> **What you are asked to do**:
All of the entries below are to be retyped exactly.

Dataset records of page text:
::::::::::
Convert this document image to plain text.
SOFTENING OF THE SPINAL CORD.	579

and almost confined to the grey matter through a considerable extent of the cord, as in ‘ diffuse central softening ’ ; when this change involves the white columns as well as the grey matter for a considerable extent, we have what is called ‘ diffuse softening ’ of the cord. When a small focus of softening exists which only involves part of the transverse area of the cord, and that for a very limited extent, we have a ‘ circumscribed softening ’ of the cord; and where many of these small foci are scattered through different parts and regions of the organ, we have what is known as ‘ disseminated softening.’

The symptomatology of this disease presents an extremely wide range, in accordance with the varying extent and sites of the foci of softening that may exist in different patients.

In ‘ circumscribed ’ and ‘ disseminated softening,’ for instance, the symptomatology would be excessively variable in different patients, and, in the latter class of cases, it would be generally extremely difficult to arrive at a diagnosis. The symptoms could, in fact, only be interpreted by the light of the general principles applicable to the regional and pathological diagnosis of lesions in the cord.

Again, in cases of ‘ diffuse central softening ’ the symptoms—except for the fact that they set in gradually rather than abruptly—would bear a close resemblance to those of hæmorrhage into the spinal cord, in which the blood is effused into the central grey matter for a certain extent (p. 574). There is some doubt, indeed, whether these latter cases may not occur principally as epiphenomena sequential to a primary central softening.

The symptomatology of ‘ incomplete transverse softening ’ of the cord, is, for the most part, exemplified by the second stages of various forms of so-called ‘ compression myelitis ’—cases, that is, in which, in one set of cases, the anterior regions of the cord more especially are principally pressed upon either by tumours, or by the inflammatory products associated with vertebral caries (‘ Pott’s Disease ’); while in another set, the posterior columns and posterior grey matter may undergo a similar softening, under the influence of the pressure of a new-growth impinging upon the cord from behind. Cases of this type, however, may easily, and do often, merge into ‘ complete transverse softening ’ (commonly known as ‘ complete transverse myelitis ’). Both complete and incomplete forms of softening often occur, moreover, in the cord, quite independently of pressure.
::::::::::
> **Output below**:
Convert this document image to plain text.
SOFTENING OF THE SPINAL CORD.	579

and almost confined to the grey matter through a considerable extent of the cord, as in ‘ diffuse central softening ’ ; when this change involves the white columns as well as the grey matter for a considerable extent, we have what is called ‘ diffuse softening ’ of the cord. When a small focus of softening exists which only involves part of the transverse area of the cord, and that for a very limited extent, we have a ‘ circumscribed softening ’ of the cord; and where many of these small foci are scattered through different parts and regions of the organ, we have what is known as ‘ disseminated softening.’

The symptomatology of this disease presents an extremely wide range, in accordance with the varying extent and sites of the foci of softening that may exist in different patients.

In ‘ circumscribed ’ and ‘ disseminated softening,’ for instance, the symptomatology would be excessively variable in different patients, and, in the latter class of cases, it would be generally extremely difficult to arrive at a diagnosis. The symptoms could, in fact, only be interpreted by the light of the general principles applicable to the regional and pathological diagnosis of lesions in the cord.

Again, in cases of ‘ diffuse central softening ’ the symptoms—except for the fact that they set in gradually rather than abruptly—would bear a close resemblance to those of hæmorrhage into the spinal cord, in which the blood is effused into the central grey matter for a certain extent (p. 574). There is some doubt, indeed, whether these latter cases may not occur principally as epiphenomena sequential to a primary central softening.

The symptomatology of ‘ incomplete transverse softening ’ of the cord, is, for the most part, exemplified by the second stages of various forms of so-called ‘ compression myelitis ’—cases, that is, in which, in one set of cases, the anterior regions of the cord more especially are principally pressed upon either by tumours, or by the inflammatory products associated with vertebral caries (‘ Pott’s Disease ’); while in another set, the posterior columns and posterior grey matter may undergo a similar softening, under the influence of the pressure of a new-growth impinging upon the cord from behind. Cases of this type, however, may easily, and do often, merge into ‘ complete transverse softening ’ (commonly known as ‘ complete transverse myelitis ’). Both complete and incomplete forms of softening often occur, moreover, in the cord, quite independently of pressure.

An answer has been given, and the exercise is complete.